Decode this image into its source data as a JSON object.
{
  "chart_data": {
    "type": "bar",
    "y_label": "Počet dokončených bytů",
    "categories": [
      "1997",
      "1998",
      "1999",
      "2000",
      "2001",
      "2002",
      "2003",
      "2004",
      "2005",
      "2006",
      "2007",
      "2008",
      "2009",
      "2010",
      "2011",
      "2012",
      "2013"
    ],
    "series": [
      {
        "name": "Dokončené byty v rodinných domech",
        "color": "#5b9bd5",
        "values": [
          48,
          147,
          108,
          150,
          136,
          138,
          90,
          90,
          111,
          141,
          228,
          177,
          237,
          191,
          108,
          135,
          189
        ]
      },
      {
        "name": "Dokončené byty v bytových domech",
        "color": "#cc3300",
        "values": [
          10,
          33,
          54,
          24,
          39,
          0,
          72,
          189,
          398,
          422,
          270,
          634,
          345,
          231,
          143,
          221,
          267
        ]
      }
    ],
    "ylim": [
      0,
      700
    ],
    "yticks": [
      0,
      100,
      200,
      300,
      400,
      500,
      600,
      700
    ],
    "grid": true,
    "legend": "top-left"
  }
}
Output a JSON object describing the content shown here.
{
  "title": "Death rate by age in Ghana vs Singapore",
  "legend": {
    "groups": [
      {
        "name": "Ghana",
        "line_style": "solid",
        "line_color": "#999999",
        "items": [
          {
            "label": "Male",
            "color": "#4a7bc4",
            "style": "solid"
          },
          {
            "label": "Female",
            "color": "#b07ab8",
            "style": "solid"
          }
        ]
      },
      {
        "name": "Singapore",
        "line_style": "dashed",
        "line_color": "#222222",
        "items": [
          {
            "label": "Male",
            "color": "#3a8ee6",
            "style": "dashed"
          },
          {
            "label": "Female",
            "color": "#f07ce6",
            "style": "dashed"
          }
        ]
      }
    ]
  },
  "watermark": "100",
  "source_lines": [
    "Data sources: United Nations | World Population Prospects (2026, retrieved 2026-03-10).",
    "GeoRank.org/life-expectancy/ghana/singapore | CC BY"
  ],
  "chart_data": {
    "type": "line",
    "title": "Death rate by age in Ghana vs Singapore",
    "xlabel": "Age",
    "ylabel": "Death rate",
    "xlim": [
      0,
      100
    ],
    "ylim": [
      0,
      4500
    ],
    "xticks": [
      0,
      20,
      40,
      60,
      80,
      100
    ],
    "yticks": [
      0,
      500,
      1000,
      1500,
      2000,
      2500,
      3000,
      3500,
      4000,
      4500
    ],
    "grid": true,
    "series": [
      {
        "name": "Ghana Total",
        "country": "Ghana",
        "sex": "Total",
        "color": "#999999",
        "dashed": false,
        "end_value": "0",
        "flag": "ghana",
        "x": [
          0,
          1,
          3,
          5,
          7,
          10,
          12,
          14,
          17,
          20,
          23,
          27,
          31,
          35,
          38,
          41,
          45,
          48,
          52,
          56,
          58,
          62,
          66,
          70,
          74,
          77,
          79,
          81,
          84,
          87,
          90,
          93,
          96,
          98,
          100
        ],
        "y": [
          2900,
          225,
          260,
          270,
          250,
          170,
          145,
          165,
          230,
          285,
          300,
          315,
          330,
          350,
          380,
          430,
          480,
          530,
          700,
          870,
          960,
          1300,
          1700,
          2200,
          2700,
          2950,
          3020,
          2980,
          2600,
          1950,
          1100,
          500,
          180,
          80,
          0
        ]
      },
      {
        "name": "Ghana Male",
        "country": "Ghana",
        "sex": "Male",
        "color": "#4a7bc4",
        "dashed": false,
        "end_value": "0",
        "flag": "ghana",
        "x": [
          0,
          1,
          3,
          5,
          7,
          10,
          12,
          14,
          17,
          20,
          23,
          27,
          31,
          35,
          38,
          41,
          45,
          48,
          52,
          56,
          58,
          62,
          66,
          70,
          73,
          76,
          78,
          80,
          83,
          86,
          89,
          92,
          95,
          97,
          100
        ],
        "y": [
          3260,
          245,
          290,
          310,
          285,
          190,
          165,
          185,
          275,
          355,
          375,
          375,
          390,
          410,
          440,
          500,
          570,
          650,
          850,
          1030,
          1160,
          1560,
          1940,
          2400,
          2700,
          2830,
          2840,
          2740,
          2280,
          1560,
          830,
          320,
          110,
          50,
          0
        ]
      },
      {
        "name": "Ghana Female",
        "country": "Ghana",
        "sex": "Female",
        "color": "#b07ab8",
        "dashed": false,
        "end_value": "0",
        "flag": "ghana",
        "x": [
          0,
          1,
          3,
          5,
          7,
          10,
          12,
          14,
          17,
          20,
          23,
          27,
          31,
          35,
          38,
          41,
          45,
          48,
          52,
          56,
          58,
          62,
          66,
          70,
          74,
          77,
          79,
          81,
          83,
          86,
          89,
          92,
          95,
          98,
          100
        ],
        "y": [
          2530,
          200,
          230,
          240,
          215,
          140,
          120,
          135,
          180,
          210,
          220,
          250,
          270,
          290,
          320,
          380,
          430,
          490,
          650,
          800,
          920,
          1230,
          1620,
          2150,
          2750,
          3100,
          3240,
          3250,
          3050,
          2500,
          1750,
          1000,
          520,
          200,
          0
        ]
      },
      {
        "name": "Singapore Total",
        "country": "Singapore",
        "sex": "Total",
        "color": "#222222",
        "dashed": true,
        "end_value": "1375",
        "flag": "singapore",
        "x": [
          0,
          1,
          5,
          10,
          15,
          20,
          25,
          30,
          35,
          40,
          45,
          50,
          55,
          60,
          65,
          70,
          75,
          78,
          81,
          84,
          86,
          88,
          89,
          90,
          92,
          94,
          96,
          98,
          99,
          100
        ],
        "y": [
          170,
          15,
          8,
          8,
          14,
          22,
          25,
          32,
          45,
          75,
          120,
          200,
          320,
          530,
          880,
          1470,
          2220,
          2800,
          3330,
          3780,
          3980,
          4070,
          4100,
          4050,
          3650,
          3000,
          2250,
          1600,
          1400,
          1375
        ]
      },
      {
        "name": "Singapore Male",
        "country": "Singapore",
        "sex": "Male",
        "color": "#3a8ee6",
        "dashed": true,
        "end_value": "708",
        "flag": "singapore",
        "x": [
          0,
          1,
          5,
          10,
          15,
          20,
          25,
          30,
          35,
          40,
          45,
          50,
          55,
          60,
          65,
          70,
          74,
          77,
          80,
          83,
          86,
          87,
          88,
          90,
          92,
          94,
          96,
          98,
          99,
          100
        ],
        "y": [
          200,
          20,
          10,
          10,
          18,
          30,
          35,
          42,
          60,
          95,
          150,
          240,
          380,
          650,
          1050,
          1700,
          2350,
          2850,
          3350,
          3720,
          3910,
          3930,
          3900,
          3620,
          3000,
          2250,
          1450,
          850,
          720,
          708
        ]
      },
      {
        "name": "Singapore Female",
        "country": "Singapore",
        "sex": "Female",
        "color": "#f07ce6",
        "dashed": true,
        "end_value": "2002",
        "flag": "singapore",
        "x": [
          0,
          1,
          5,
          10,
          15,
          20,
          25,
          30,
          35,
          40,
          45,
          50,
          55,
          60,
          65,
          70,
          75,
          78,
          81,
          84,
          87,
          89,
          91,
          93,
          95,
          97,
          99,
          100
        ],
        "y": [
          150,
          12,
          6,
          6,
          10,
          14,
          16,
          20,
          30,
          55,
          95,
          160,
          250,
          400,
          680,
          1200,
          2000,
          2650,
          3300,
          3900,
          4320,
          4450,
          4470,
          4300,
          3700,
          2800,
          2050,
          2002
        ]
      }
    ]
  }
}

--------------------------------

## TASK INSTRUCTIONS
Say how many lines in the records above hold "title", and give no other text.

## RESULT OF THIS EXERCISE
2